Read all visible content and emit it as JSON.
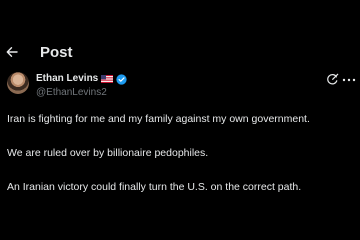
{
  "header": {
    "title": "Post"
  },
  "author": {
    "display_name": "Ethan Levins",
    "handle": "@EthanLevins2",
    "flag": "us-flag-emoji",
    "verified": true
  },
  "actions": {
    "grok_icon": "grok-icon",
    "more_icon": "more-icon"
  },
  "tweet": {
    "paragraphs": [
      "Iran is fighting for me and my family against my own government.",
      "We are ruled over by billionaire pedophiles.",
      "An Iranian victory could finally turn the U.S. on the correct path."
    ]
  },
  "colors": {
    "background": "#000000",
    "text": "#e7e9ea",
    "muted": "#71767b",
    "verified": "#1d9bf0"
  }
}
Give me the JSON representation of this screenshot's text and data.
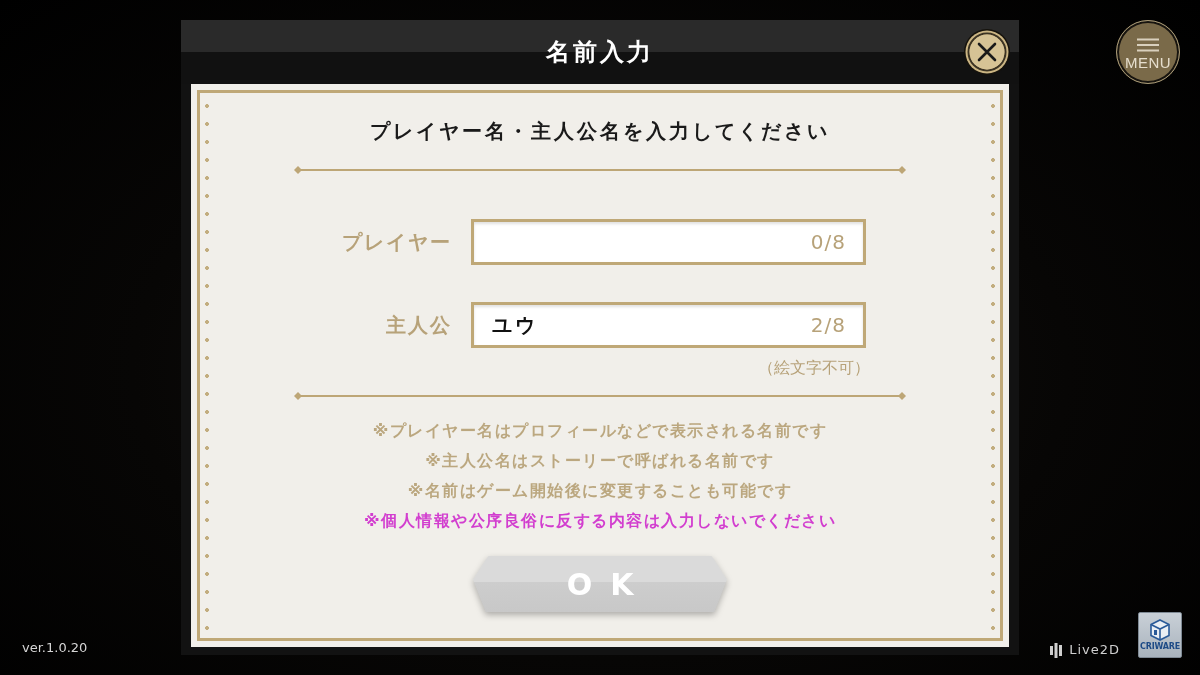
{
  "menu_button": {
    "label": "MENU"
  },
  "dialog": {
    "title": "名前入力",
    "heading": "プレイヤー名・主人公名を入力してください",
    "fields": [
      {
        "label": "プレイヤー",
        "counter": "0/8"
      },
      {
        "label": "主人公",
        "value": "ユウ",
        "counter": "2/8",
        "hint": "（絵文字不可）"
      }
    ],
    "notes": [
      {
        "kind": "info",
        "text": "※プレイヤー名はプロフィールなどで表示される名前です"
      },
      {
        "kind": "info",
        "text": "※主人公名はストーリーで呼ばれる名前です"
      },
      {
        "kind": "info",
        "text": "※名前はゲーム開始後に変更することも可能です"
      },
      {
        "kind": "warning",
        "text": "※個人情報や公序良俗に反する内容は入力しないでください"
      }
    ],
    "ok_button": {
      "label": "OK",
      "disabled": true
    }
  },
  "footer": {
    "version": "ver.1.0.20",
    "logos": [
      {
        "kind": "live2d",
        "label": "Live2D"
      },
      {
        "kind": "criware",
        "label": "CRIWARE"
      }
    ]
  }
}
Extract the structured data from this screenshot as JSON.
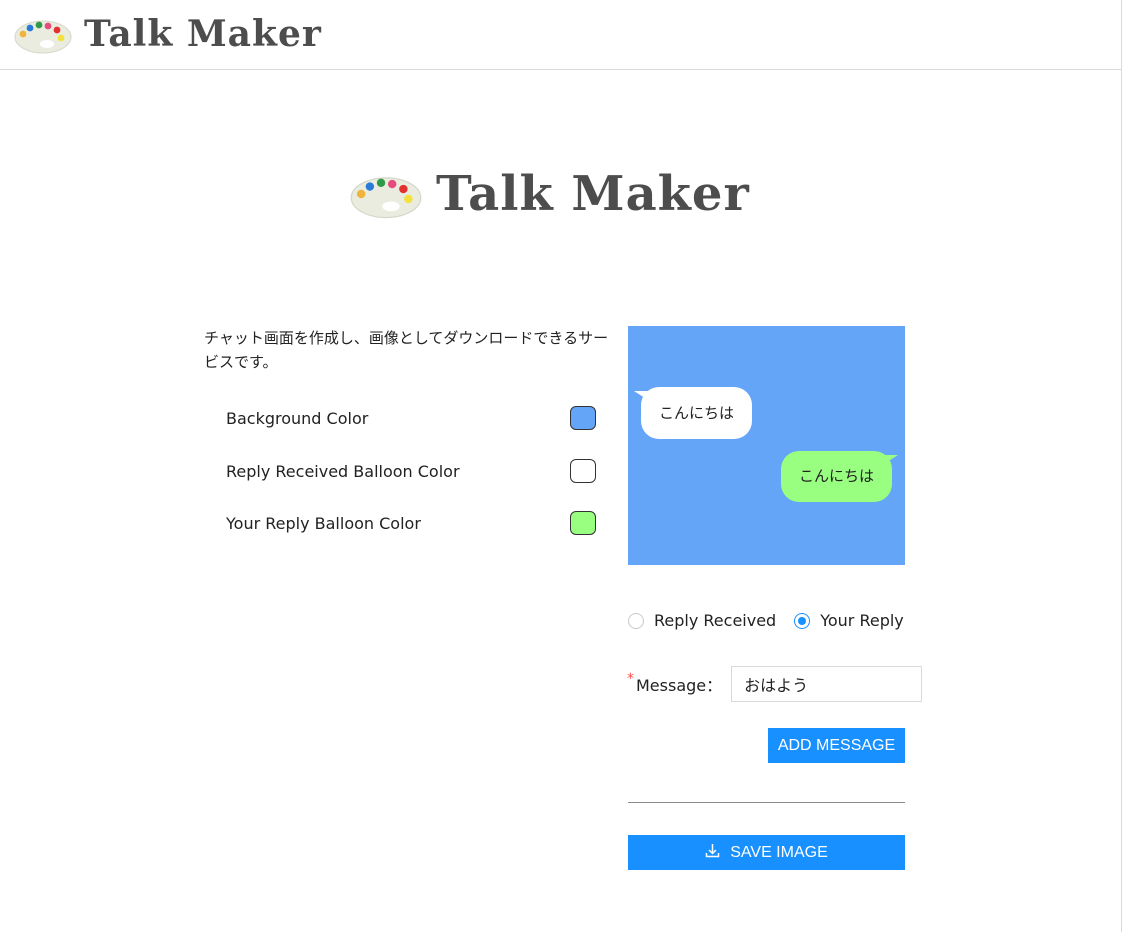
{
  "header": {
    "logo_text": "Talk Maker"
  },
  "hero": {
    "logo_text": "Talk Maker"
  },
  "description": "チャット画面を作成し、画像としてダウンロードできるサービスです。",
  "color_settings": [
    {
      "label": "Background Color",
      "color": "#64a5f8"
    },
    {
      "label": "Reply Received Balloon Color",
      "color": "#ffffff"
    },
    {
      "label": "Your Reply Balloon Color",
      "color": "#99ff80"
    }
  ],
  "preview": {
    "background_color": "#64a5f8",
    "messages": [
      {
        "side": "received",
        "text": "こんにちは",
        "color": "#ffffff"
      },
      {
        "side": "mine",
        "text": "こんにちは",
        "color": "#99ff80"
      }
    ]
  },
  "reply_type": {
    "options": [
      "Reply Received",
      "Your Reply"
    ],
    "selected": "Your Reply"
  },
  "message_field": {
    "label": "Message",
    "value": "おはよう"
  },
  "buttons": {
    "add_message": "ADD MESSAGE",
    "save_image": "SAVE IMAGE"
  },
  "accent_color": "#1890ff",
  "icons": {
    "logo": "palette-icon",
    "save": "download-icon"
  }
}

════

### CHALLENGE
All of the lines above should be retyped precisely, apart from the pictures.

### EXERCISE RESULT
Read all visible content and emit it as JSON.
{
  "header": {
    "title": "Post"
  },
  "author": {
    "display_name": "Ethan Levins",
    "handle": "@EthanLevins2",
    "flag": "us-flag-emoji",
    "verified": true
  },
  "actions": {
    "grok_icon": "grok-icon",
    "more_icon": "more-icon"
  },
  "tweet": {
    "paragraphs": [
      "Iran is fighting for me and my family against my own government.",
      "We are ruled over by billionaire pedophiles.",
      "An Iranian victory could finally turn the U.S. on the correct path."
    ]
  },
  "colors": {
    "background": "#000000",
    "text": "#e7e9ea",
    "muted": "#71767b",
    "verified": "#1d9bf0"
  }
}
Give me the JSON representation of this screenshot's text and data.
{
  "menu_button": {
    "label": "MENU"
  },
  "dialog": {
    "title": "名前入力",
    "heading": "プレイヤー名・主人公名を入力してください",
    "fields": [
      {
        "label": "プレイヤー",
        "counter": "0/8"
      },
      {
        "label": "主人公",
        "value": "ユウ",
        "counter": "2/8",
        "hint": "（絵文字不可）"
      }
    ],
    "notes": [
      {
        "kind": "info",
        "text": "※プレイヤー名はプロフィールなどで表示される名前です"
      },
      {
        "kind": "info",
        "text": "※主人公名はストーリーで呼ばれる名前です"
      },
      {
        "kind": "info",
        "text": "※名前はゲーム開始後に変更することも可能です"
      },
      {
        "kind": "warning",
        "text": "※個人情報や公序良俗に反する内容は入力しないでください"
      }
    ],
    "ok_button": {
      "label": "OK",
      "disabled": true
    }
  },
  "footer": {
    "version": "ver.1.0.20",
    "logos": [
      {
        "kind": "live2d",
        "label": "Live2D"
      },
      {
        "kind": "criware",
        "label": "CRIWARE"
      }
    ]
  }
}
Extract the structured data from this screenshot as JSON.
{
  "header": {
    "logo_text": "Talk Maker"
  },
  "hero": {
    "logo_text": "Talk Maker"
  },
  "description": "チャット画面を作成し、画像としてダウンロードできるサービスです。",
  "color_settings": [
    {
      "label": "Background Color",
      "color": "#64a5f8"
    },
    {
      "label": "Reply Received Balloon Color",
      "color": "#ffffff"
    },
    {
      "label": "Your Reply Balloon Color",
      "color": "#99ff80"
    }
  ],
  "preview": {
    "background_color": "#64a5f8",
    "messages": [
      {
        "side": "received",
        "text": "こんにちは",
        "color": "#ffffff"
      },
      {
        "side": "mine",
        "text": "こんにちは",
        "color": "#99ff80"
      }
    ]
  },
  "reply_type": {
    "options": [
      "Reply Received",
      "Your Reply"
    ],
    "selected": "Your Reply"
  },
  "message_field": {
    "label": "Message",
    "value": "おはよう"
  },
  "buttons": {
    "add_message": "ADD MESSAGE",
    "save_image": "SAVE IMAGE"
  },
  "accent_color": "#1890ff",
  "icons": {
    "logo": "palette-icon",
    "save": "download-icon"
  }
}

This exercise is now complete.